# Extracted text
History of the United States Virgin Islands

History of the United States Virgin Islands

The United States Virgin Islands, often abbreviated USVI, is a group of islands and cays in the Caribbean to the east of Puerto Rico. Consisting of four larger islands (Saint Croix, Saint John, Saint Thomas, and Water Island) plus fifty smaller islets and cays, it covers approximately 133 square miles (340 km2). Like many of its Caribbean neighbors, its history includes native Amerindian cultures, European exploration followed by subsequent colonization and exploitation, and the enslavement of Africans.

Contents

Overview

Located in the Lesser Antilles of the Eastern Caribbean (between the Atlantic Ocean and Caribbean Sea), the USVI are actually approximately 50 islands and cays (pronounced “keys”), the largest of which are St. Croix, St. Thomas and St. John, respectively.[1]

The United States Virgin Islands (USVI) is a complex society with multiple diverse ethnic groups: Black Virgin Islanders, Eastern Caribbean islanders, Puerto Ricans, Spanish Dominicans, French Islanders, Americans (Continentals), Arabs and Asians. These ethnic differences as well as United States cultural imperialism have stymied any uniform Virgin Islands identity. Even though various ethnic groups share fundamental social characteristics, they nonetheless maintain their institutional and cultural differences. Continuous migration from the world over and out-migration of 'native' Virgin Islanders have led to ethnic particularism that undermines a contemporary common island identity. [2]

Early inhabitants of the Virgin Islands included the Ciboney, Arawak and Carib ethnic groups.

The first documented Europeans to visit the islands arrived with Christopher Columbus. The islands were occupied by several nations over the next century, including England, the Dutch Republic, France, and Denmark. In 1733, the Danish West India Company purchased Saint Croix from the French and brought together Saint Thomas, Saint Croix, and Saint John as the Danish West Indies.

Danish trading posts were set up on the islands, trading in sugar, slaves and other goods. Sugar cane cultivation was a major economic activity for many years, with slaves used as one of the labor sources. However, following increasing humanitarian awareness, laws against slavery and a slave rebellion in 1848, the governor Peter von Scholten officially freed the last slaves the same year.

# Exercise requirements
1) Answer these questions using the text on the history of the U.S. Virgin Islands.
(a) About how much area do the islands cover?
(b) Which ethnic groups were among the islands' early inhabitants?
(c) In 1733, who bought Saint Croix, and from whom?
2) Carry on the account of the history of the U.S. Virgin Islands from the point where it ends.
The items after this point come from a separate source.

(Layout dataset entries)

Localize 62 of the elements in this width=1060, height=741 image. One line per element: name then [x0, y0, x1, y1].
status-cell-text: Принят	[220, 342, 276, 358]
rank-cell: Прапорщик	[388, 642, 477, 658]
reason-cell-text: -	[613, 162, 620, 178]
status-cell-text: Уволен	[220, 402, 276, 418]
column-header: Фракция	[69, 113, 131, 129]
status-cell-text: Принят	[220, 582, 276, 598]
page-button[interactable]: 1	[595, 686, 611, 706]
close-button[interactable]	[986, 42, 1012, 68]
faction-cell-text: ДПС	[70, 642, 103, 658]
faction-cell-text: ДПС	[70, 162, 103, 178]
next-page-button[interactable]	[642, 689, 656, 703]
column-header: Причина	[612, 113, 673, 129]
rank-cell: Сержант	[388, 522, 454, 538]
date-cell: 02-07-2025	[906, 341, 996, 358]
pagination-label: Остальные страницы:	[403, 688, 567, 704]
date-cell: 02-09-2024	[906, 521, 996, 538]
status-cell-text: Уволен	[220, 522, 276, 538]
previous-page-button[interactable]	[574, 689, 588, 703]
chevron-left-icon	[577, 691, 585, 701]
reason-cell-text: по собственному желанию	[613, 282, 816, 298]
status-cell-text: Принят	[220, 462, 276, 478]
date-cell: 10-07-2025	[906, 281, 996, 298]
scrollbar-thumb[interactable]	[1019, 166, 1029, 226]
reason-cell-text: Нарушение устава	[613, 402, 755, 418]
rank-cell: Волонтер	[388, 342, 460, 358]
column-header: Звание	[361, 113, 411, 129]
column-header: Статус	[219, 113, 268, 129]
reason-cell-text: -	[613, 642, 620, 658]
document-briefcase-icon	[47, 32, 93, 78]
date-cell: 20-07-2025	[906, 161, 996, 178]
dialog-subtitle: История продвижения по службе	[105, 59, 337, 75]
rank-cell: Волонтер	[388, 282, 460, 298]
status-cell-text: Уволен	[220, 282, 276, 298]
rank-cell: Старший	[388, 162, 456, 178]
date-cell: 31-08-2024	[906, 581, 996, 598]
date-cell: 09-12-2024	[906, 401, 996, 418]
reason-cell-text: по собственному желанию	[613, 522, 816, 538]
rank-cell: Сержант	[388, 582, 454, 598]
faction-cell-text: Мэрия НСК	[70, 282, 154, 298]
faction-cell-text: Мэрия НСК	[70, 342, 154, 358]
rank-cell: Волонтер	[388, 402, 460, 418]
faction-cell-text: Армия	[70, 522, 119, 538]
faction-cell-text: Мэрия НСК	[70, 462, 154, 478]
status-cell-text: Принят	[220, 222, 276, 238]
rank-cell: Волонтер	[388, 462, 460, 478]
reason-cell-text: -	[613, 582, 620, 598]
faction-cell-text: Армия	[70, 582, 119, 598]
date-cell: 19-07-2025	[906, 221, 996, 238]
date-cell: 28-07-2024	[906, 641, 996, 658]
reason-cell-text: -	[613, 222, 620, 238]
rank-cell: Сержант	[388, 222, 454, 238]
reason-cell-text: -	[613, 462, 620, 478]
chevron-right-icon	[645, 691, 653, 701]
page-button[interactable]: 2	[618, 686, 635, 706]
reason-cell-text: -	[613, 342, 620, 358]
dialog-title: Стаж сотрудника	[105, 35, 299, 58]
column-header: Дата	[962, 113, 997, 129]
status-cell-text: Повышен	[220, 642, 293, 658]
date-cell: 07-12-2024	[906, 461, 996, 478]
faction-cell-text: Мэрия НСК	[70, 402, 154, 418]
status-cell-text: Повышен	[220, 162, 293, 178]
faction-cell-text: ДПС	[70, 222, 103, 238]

# Results in order
1)
(a) Approximately 133 square miles (340 km2).
(b) The Ciboney, Arawak and Carib.
(c) The Danish West India Company bought it from the French.

2)
The islands were purchased from the Danish by the United States in 1917 under the Treaty of the Danish West Indies.

Early history

The Ciboneys

Although not much is known about the Ciboney people who inhabited the islands during the Stone Age, archaeological evidence seems to indicate that they were hunter-gatherers. They made tools of stone and flint but left few other artifacts behind.

The Arawaks

Experts at canoe building and seamanship, the Arawaks migrated from the Amazon River Valley and Orinoco regions of Venezuela and Brazil, settling on the islands near coasts and rivers. These peaceful people excelled at fishing and farming. They grew cotton, tobacco, maize, yuca, and guava as well as a variety of other fruits and vegetables.

The Arawaks developed intricate social and cultural lives. For recreation, they held organized sporting events. They also valued artistic endeavors, such as cave painting and rock carving, some of which have survived to the present. Religion played a large role in their daily lives, and through ceremonial rituals they asked their gods for advice to help them through troubled times. Their civilization flourished for several hundred years until the Caribs invaded.

The Caribs

While the Caribs came from the same area as the Arawaks and may have been distantly related, they did not share the Arawaks' friendly nature. Not only were they fierce warriors, they supposedly feasted on their adversaries. Their bloodthirsty reputation spawned the English word cannibal, derived from the name the Spanish gave them, Caribal.

Whether or not they actually ate their victims, the Caribs did destroy numerous Arawak villages, murdering as many as they could. By the mid-15th century, the Caribs had slashed the Arawak population from several million to a few thousand. But even the Caribs were no match for the gold-hungry Europeans who were about to descend.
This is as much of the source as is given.